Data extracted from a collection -
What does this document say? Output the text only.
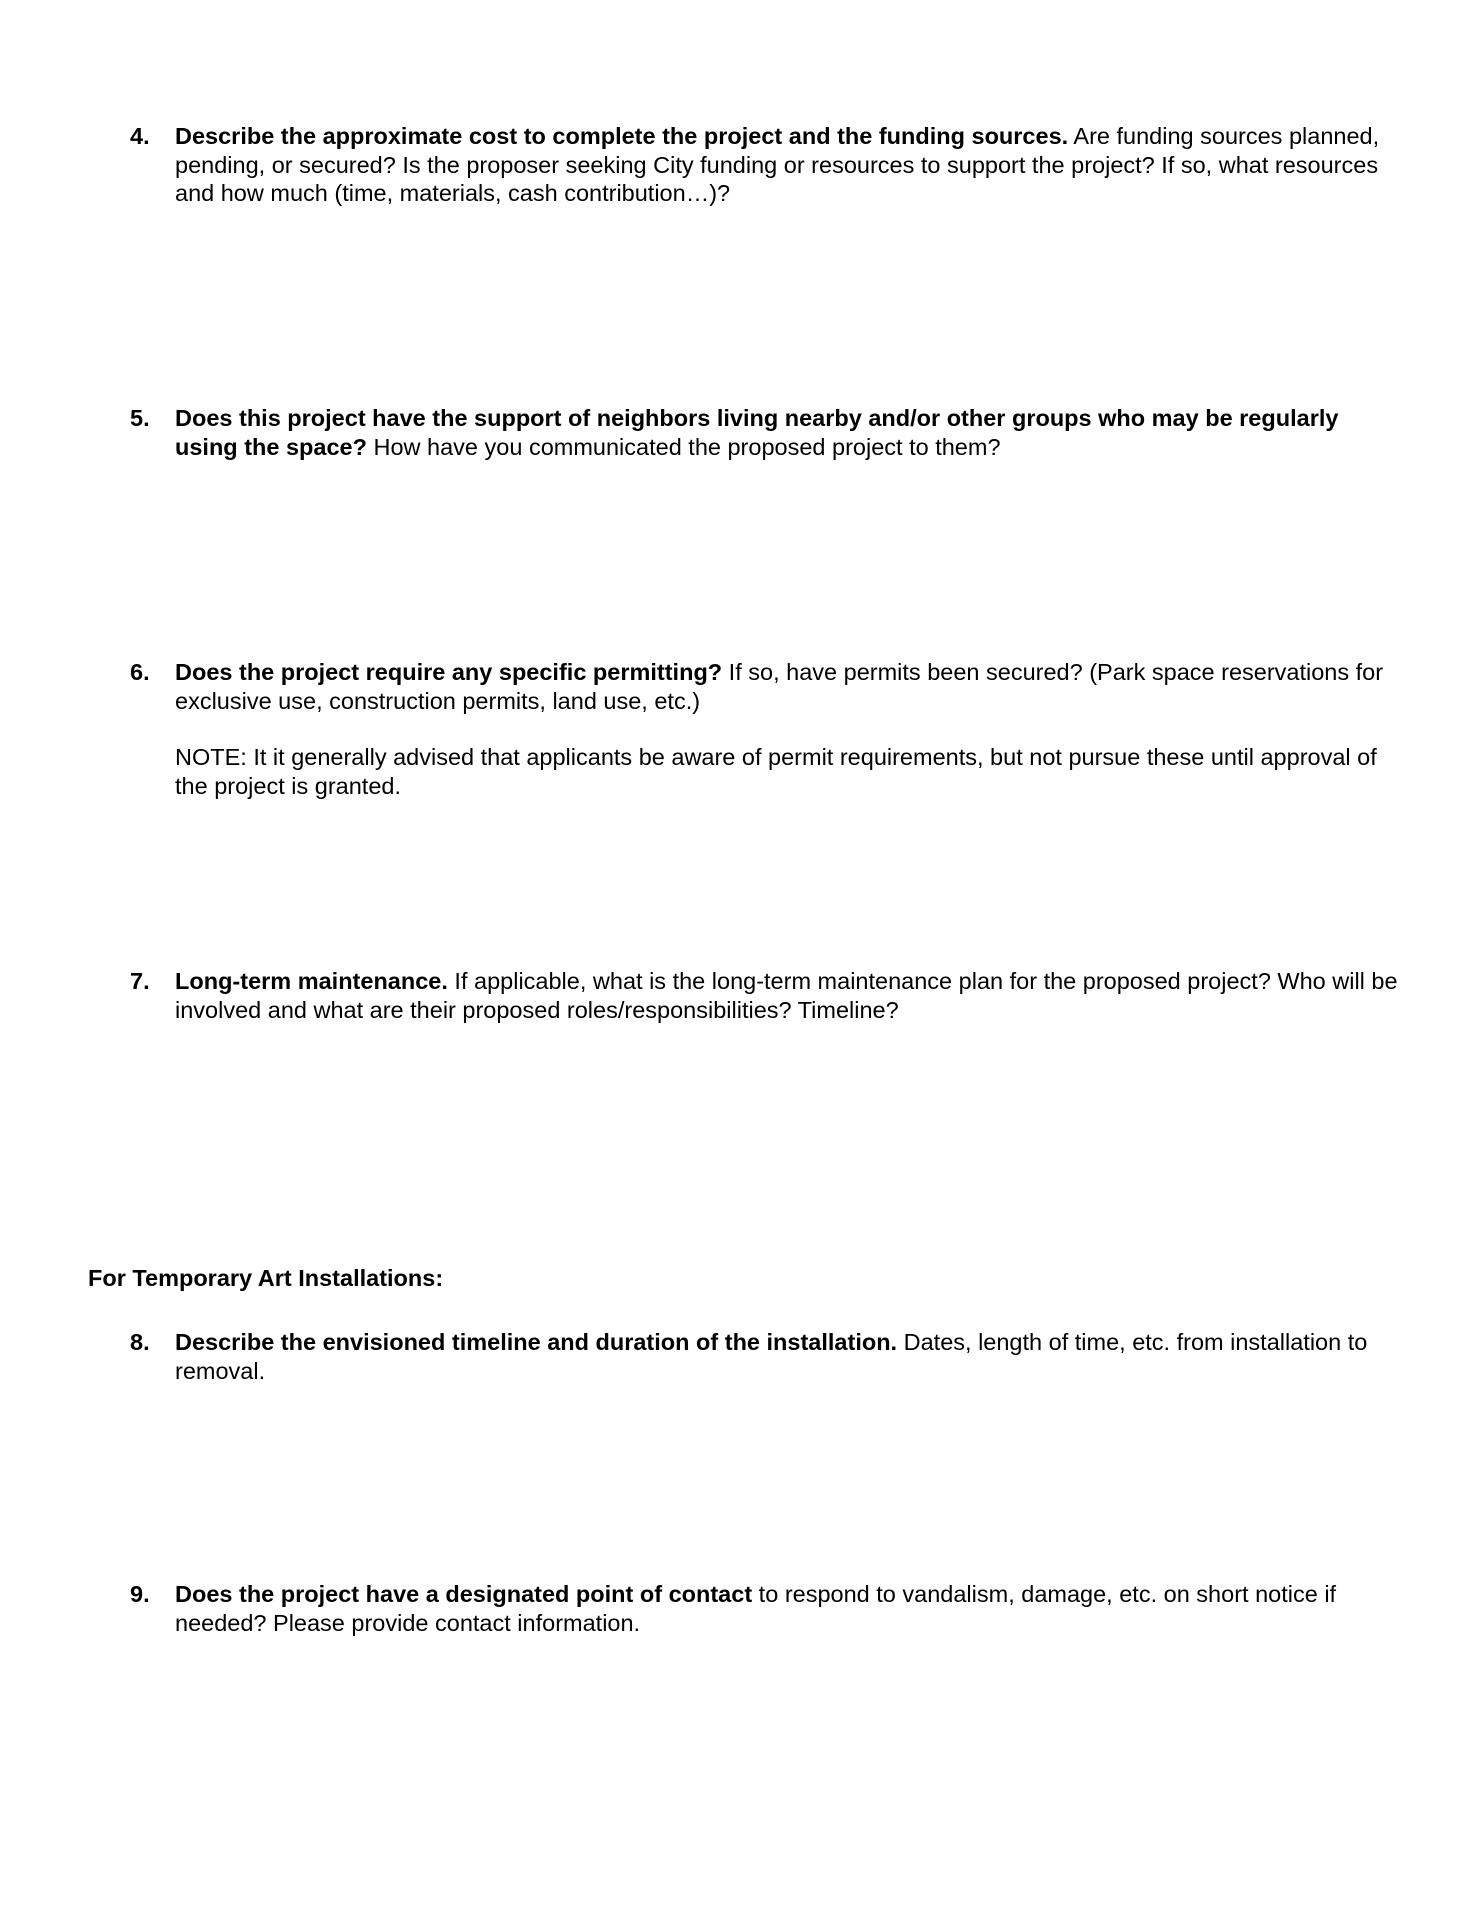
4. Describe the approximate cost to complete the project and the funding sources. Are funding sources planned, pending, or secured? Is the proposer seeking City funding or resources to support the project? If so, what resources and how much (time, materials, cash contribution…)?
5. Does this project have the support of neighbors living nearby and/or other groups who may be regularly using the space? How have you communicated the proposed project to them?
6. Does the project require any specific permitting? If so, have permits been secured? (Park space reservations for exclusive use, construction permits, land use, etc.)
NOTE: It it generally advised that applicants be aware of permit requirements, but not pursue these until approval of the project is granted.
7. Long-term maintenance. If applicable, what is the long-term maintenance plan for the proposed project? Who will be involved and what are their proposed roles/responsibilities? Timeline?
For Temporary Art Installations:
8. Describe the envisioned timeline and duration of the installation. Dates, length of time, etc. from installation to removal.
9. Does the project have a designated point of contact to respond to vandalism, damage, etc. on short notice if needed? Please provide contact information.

---

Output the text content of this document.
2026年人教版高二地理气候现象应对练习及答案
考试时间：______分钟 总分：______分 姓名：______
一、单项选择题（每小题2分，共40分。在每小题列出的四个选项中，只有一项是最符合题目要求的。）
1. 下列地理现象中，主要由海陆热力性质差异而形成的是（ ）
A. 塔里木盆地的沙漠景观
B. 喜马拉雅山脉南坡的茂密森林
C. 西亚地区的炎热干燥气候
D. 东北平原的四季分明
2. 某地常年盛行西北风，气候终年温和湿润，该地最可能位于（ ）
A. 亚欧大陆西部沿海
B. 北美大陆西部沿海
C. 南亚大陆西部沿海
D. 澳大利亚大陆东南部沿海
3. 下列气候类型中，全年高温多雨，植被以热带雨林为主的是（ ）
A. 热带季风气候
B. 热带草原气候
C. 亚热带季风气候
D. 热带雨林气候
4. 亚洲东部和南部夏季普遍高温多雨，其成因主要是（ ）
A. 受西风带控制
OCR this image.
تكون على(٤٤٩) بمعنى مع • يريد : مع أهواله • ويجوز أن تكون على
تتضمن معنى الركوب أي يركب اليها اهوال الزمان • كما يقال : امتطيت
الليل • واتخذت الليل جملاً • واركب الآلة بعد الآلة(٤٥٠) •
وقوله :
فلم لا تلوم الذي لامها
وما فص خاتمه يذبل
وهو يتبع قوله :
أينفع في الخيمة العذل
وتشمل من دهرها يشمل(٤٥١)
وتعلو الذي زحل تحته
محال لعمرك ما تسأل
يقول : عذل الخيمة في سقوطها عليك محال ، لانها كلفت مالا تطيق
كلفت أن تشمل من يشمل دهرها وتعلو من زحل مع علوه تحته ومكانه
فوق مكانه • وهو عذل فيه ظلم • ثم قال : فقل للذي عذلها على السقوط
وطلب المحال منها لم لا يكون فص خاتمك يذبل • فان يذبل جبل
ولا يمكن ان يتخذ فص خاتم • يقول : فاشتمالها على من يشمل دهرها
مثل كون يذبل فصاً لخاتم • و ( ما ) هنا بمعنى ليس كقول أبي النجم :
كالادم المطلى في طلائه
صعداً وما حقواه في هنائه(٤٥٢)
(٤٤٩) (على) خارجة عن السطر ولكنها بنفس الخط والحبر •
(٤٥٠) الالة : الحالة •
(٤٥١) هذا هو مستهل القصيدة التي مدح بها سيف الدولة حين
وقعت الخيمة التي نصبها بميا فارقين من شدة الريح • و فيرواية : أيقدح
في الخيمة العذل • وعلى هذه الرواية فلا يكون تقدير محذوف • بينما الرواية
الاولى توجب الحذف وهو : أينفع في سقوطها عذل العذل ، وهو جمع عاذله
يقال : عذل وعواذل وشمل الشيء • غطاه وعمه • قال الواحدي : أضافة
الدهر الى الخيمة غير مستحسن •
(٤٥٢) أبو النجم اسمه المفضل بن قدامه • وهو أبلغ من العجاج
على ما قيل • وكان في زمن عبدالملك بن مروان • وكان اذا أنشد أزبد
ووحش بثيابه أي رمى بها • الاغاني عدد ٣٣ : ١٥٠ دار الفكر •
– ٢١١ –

Problem to work on -
Write out each line of the data that holds the string "have".

Exercise output -
5. Does this project have the support of neighbors living nearby and/or other groups who may be regularly using the space? How have you communicated the proposed project to them?
6. Does the project require any specific permitting? If so, have permits been secured? (Park space reservations for exclusive use, construction permits, land use, etc.)
9. Does the project have a designated point of contact to respond to vandalism, damage, etc. on short notice if needed? Please provide contact information.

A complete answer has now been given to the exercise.